§ Task instructions: Of the lines in this listing, how many contain the word "obtained"? Give the number and nothing else.

Saved data entries
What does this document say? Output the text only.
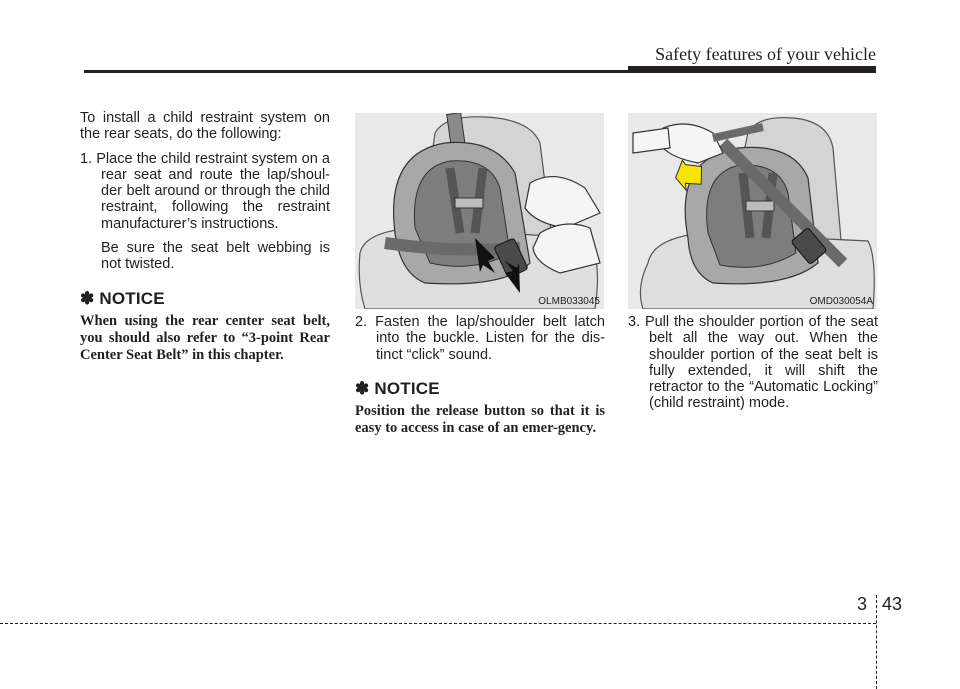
Safety features of your vehicle

To install a child restraint system on the rear seats, do the following:

1. Place the child restraint system on a rear seat and route the lap/shoul-der belt around or through the child restraint, following the restraint manufacturer’s instructions.

Be sure the seat belt webbing is not twisted.

✽ NOTICE

When using the rear center seat belt, you should also refer to “3-point Rear Center Seat Belt” in this chapter.

OLMB033045	OMD030054A

2. Fasten the lap/shoulder belt latch into the buckle. Listen for the dis-tinct “click” sound.

✽ NOTICE

Position the release button so that it is easy to access in case of an emer-gency.

3. Pull the shoulder portion of the seat belt all the way out. When the shoulder portion of the seat belt is fully extended, it will shift the retractor to the “Automatic Locking” (child restraint) mode.

3 43
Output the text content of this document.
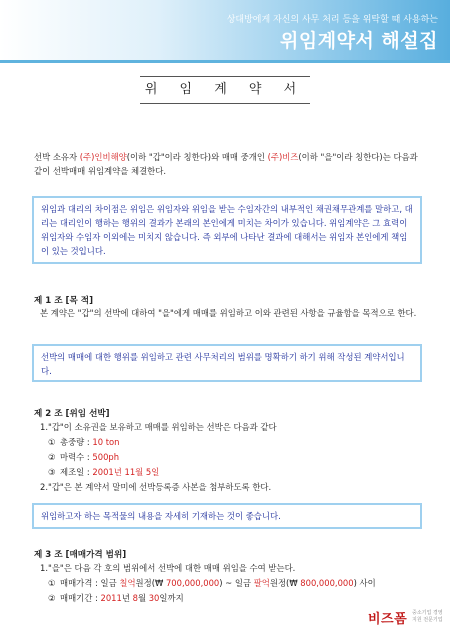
상대방에게 자신의 사무 처리 등을 위탁할 때 사용하는
위임계약서 해설집
위 임 계 약 서
선박 소유자 (주)인비해양(이하 "갑"이라 칭한다)와 매매 중개인 (주)비즈(이하 "을"이라 칭한다)는 다음과 같이 선박매매 위임계약을 체결한다.
위임과 대리의 차이점은 위임은 위임자와 위임을 받는 수임자간의 내부적인 채권채무관계를 말하고, 대리는 대리인이 행하는 행위의 결과가 본래의 본인에게 미치는 차이가 있습니다. 위임계약은 그 효력이 위임자와 수임자 이외에는 미치지 않습니다. 즉 외부에 나타난 결과에 대해서는 위임자 본인에게 책임이 있는 것입니다.
제 1 조 [목 적]
본 계약은 "갑"의 선박에 대하여 "을"에게 매매를 위임하고 이와 관련된 사항을 규율함을 목적으로 한다.
선박의 매매에 대한 행위를 위임하고 관련 사무처리의 범위를 명확하기 하기 위해 작성된 계약서입니다.
제 2 조 [위임 선박]
1."갑"이 소유권을 보유하고 매매를 위임하는 선박은 다음과 같다
① 총중량 : 10 ton
② 마력수 : 500ph
③ 제조일 : 2001년 11월 5일
2."갑"은 본 계약서 말미에 선박등록증 사본을 첨부하도록 한다.
위임하고자 하는 목적물의 내용을 자세히 기재하는 것이 좋습니다.
제 3 조 [매매가격 범위]
1."을"은 다음 각 호의 범위에서 선박에 대한 매매 위임을 수여 받는다.
① 매매가격 : 일금 칠억원정(₩ 700,000,000) ~ 일금 팔억원정(₩ 800,000,000) 사이
② 매매기간 : 2011년 8월 30일까지
비즈폼 중소기업 경영지원 전문기업
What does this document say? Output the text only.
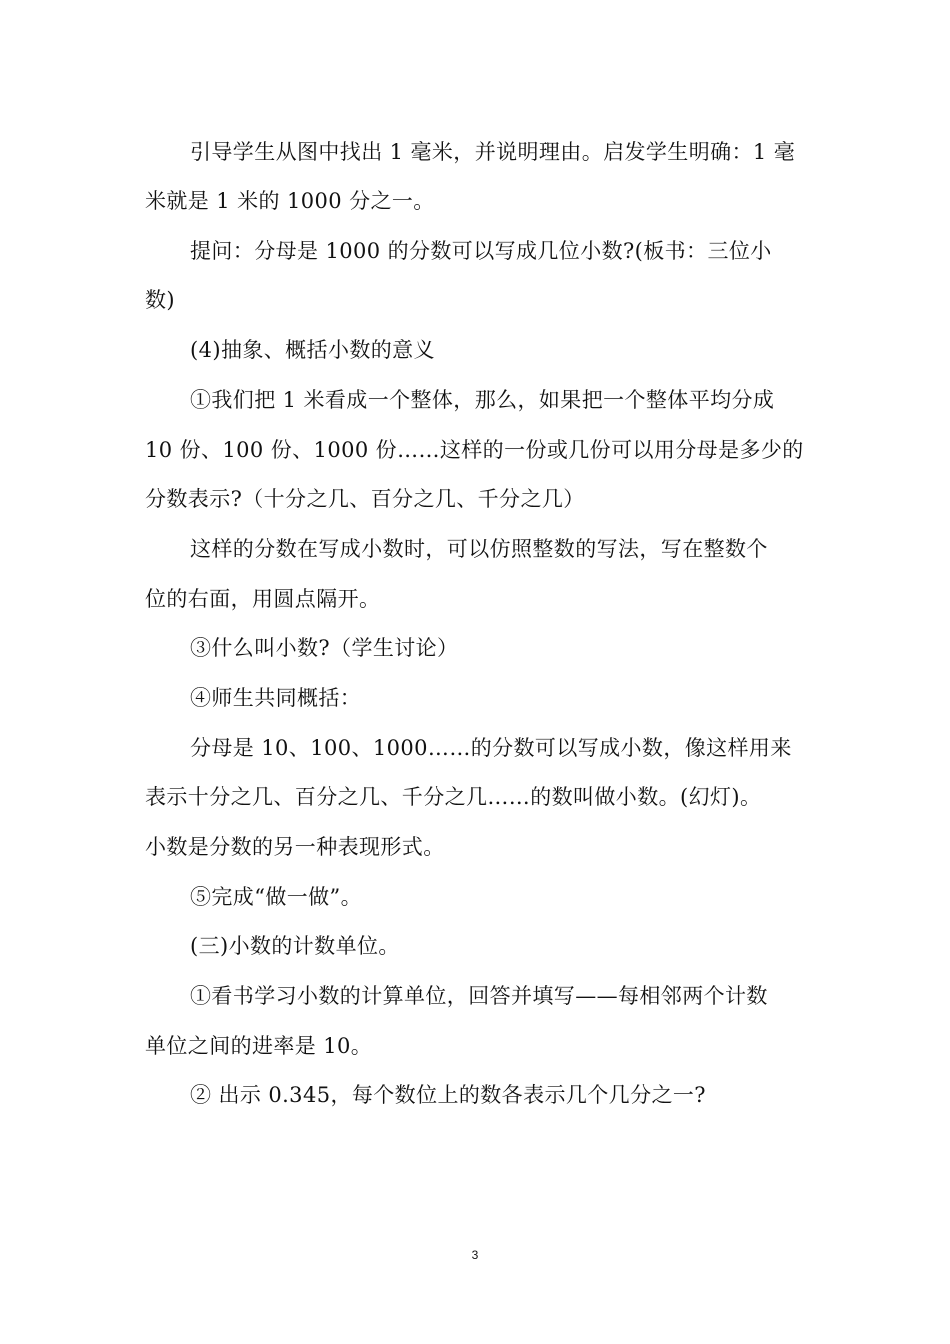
引导学生从图中找出 1 毫米，并说明理由。启发学生明确：1 毫
米就是 1 米的 1000 分之一。
提问：分母是 1000 的分数可以写成几位小数?(板书：三位小
数)
(4)抽象、概括小数的意义
①我们把 1 米看成一个整体，那么，如果把一个整体平均分成
10 份、100 份、1000 份……这样的一份或几份可以用分母是多少的
分数表示?（十分之几、百分之几、千分之几）
这样的分数在写成小数时，可以仿照整数的写法，写在整数个
位的右面，用圆点隔开。
③什么叫小数?（学生讨论）
④师生共同概括：
分母是 10、100、1000……的分数可以写成小数，像这样用来
表示十分之几、百分之几、千分之几……的数叫做小数。(幻灯)。
小数是分数的另一种表现形式。
⑤完成“做一做”。
(三)小数的计数单位。
①看书学习小数的计算单位，回答并填写——每相邻两个计数
单位之间的进率是 10。
② 出示 0.345，每个数位上的数各表示几个几分之一?
3
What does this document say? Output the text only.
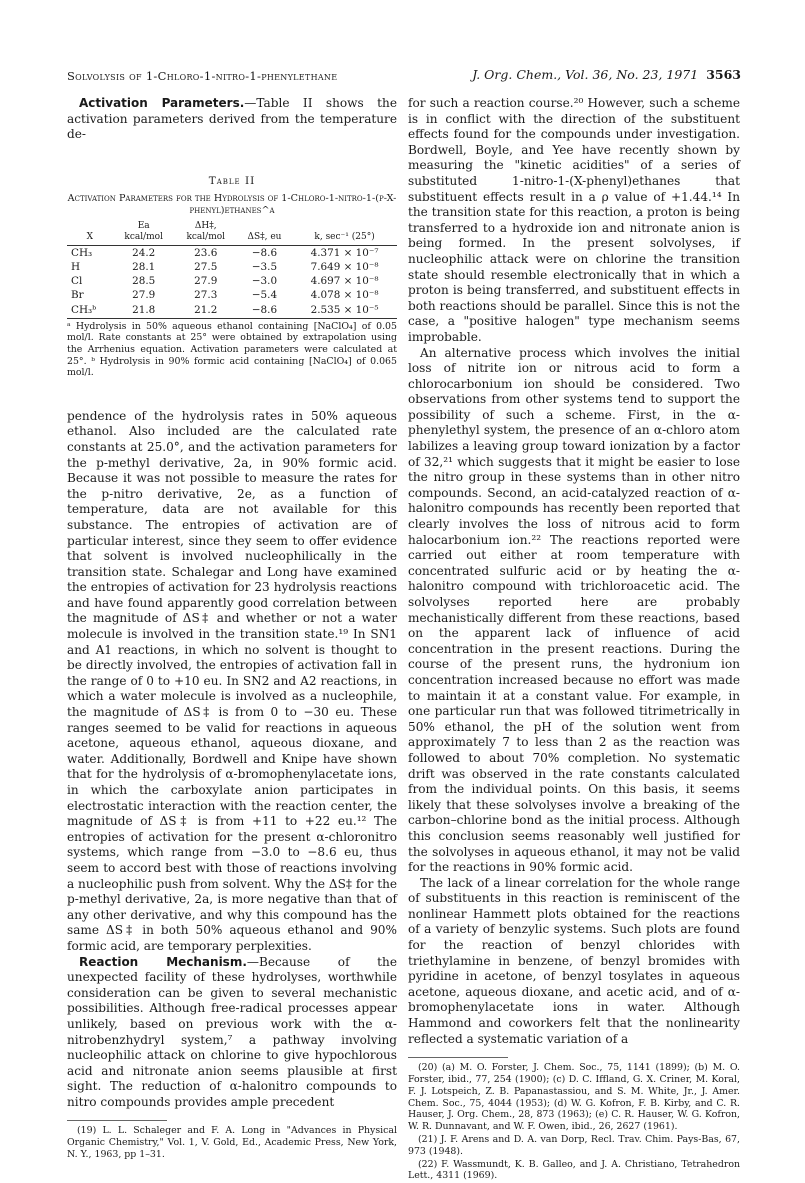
Solvolysis of 1-Chloro-1-nitro-1-phenylethane	J. Org. Chem., Vol. 36, No. 23, 1971 3563

Activation Parameters.—Table II shows the activation parameters derived from the temperature de-

Table II
Activation Parameters for the Hydrolysis of 1-Chloro-1-nitro-1-(p-X-phenyl)ethanes^a
	Ea	ΔH‡,		
X	kcal/mol	kcal/mol	ΔS‡, eu	k, sec⁻¹ (25°)
CH₃	24.2	23.6	−8.6	4.371 × 10⁻⁷
H	28.1	27.5	−3.5	7.649 × 10⁻⁸
Cl	28.5	27.9	−3.0	4.697 × 10⁻⁸
Br	27.9	27.3	−5.4	4.078 × 10⁻⁸
CH₃ᵇ	21.8	21.2	−8.6	2.535 × 10⁻⁵
ᵃ Hydrolysis in 50% aqueous ethanol containing [NaClO₄] of 0.05 mol/l. Rate constants at 25° were obtained by extrapolation using the Arrhenius equation. Activation parameters were calculated at 25°. ᵇ Hydrolysis in 90% formic acid containing [NaClO₄] of 0.065 mol/l.

pendence of the hydrolysis rates in 50% aqueous ethanol. Also included are the calculated rate constants at 25.0°, and the activation parameters for the p-methyl derivative, 2a, in 90% formic acid. Because it was not possible to measure the rates for the p-nitro derivative, 2e, as a function of temperature, data are not available for this substance. The entropies of activation are of particular interest, since they seem to offer evidence that solvent is involved nucleophilically in the transition state. Schalegar and Long have examined the entropies of activation for 23 hydrolysis reactions and have found apparently good correlation between the magnitude of ΔS‡ and whether or not a water molecule is involved in the transition state.¹⁹ In SN1 and A1 reactions, in which no solvent is thought to be directly involved, the entropies of activation fall in the range of 0 to +10 eu. In SN2 and A2 reactions, in which a water molecule is involved as a nucleophile, the magnitude of ΔS‡ is from 0 to −30 eu. These ranges seemed to be valid for reactions in aqueous acetone, aqueous ethanol, aqueous dioxane, and water. Additionally, Bordwell and Knipe have shown that for the hydrolysis of α-bromophenylacetate ions, in which the carboxylate anion participates in electrostatic interaction with the reaction center, the magnitude of ΔS‡ is from +11 to +22 eu.¹² The entropies of activation for the present α-chloronitro systems, which range from −3.0 to −8.6 eu, thus seem to accord best with those of reactions involving a nucleophilic push from solvent. Why the ΔS‡ for the p-methyl derivative, 2a, is more negative than that of any other derivative, and why this compound has the same ΔS‡ in both 50% aqueous ethanol and 90% formic acid, are temporary perplexities.

Reaction Mechanism.—Because of the unexpected facility of these hydrolyses, worthwhile consideration can be given to several mechanistic possibilities. Although free-radical processes appear unlikely, based on previous work with the α-nitrobenzhydryl system,⁷ a pathway involving nucleophilic attack on chlorine to give hypochlorous acid and nitronate anion seems plausible at first sight. The reduction of α-halonitro compounds to nitro compounds provides ample precedent

(19) L. L. Schaleger and F. A. Long in "Advances in Physical Organic Chemistry," Vol. 1, V. Gold, Ed., Academic Press, New York, N. Y., 1963, pp 1–31.

for such a reaction course.²⁰ However, such a scheme is in conflict with the direction of the substituent effects found for the compounds under investigation. Bordwell, Boyle, and Yee have recently shown by measuring the "kinetic acidities" of a series of substituted 1-nitro-1-(X-phenyl)ethanes that substituent effects result in a ρ value of +1.44.¹⁴ In the transition state for this reaction, a proton is being transferred to a hydroxide ion and nitronate anion is being formed. In the present solvolyses, if nucleophilic attack were on chlorine the transition state should resemble electronically that in which a proton is being transferred, and substituent effects in both reactions should be parallel. Since this is not the case, a "positive halogen" type mechanism seems improbable.

An alternative process which involves the initial loss of nitrite ion or nitrous acid to form a chlorocarbonium ion should be considered. Two observations from other systems tend to support the possibility of such a scheme. First, in the α-phenylethyl system, the presence of an α-chloro atom labilizes a leaving group toward ionization by a factor of 32,²¹ which suggests that it might be easier to lose the nitro group in these systems than in other nitro compounds. Second, an acid-catalyzed reaction of α-halonitro compounds has recently been reported that clearly involves the loss of nitrous acid to form halocarbonium ion.²² The reactions reported were carried out either at room temperature with concentrated sulfuric acid or by heating the α-halonitro compound with trichloroacetic acid. The solvolyses reported here are probably mechanistically different from these reactions, based on the apparent lack of influence of acid concentration in the present reactions. During the course of the present runs, the hydronium ion concentration increased because no effort was made to maintain it at a constant value. For example, in one particular run that was followed titrimetrically in 50% ethanol, the pH of the solution went from approximately 7 to less than 2 as the reaction was followed to about 70% completion. No systematic drift was observed in the rate constants calculated from the individual points. On this basis, it seems likely that these solvolyses involve a breaking of the carbon–chlorine bond as the initial process. Although this conclusion seems reasonably well justified for the solvolyses in aqueous ethanol, it may not be valid for the reactions in 90% formic acid.

The lack of a linear correlation for the whole range of substituents in this reaction is reminiscent of the nonlinear Hammett plots obtained for the reactions of a variety of benzylic systems. Such plots are found for the reaction of benzyl chlorides with triethylamine in benzene, of benzyl bromides with pyridine in acetone, of benzyl tosylates in aqueous acetone, aqueous dioxane, and acetic acid, and of α-bromophenylacetate ions in water. Although Hammond and coworkers felt that the nonlinearity reflected a systematic variation of a

(20) (a) M. O. Forster, J. Chem. Soc., 75, 1141 (1899); (b) M. O. Forster, ibid., 77, 254 (1900); (c) D. C. Iffland, G. X. Criner, M. Koral, F. J. Lotspeich, Z. B. Papanastassiou, and S. M. White, Jr., J. Amer. Chem. Soc., 75, 4044 (1953); (d) W. G. Kofron, F. B. Kirby, and C. R. Hauser, J. Org. Chem., 28, 873 (1963); (e) C. R. Hauser, W. G. Kofron, W. R. Dunnavant, and W. F. Owen, ibid., 26, 2627 (1961).

(21) J. F. Arens and D. A. van Dorp, Recl. Trav. Chim. Pays-Bas, 67, 973 (1948).

(22) F. Wassmundt, K. B. Galleo, and J. A. Christiano, Tetrahedron Lett., 4311 (1969).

§ Output: 2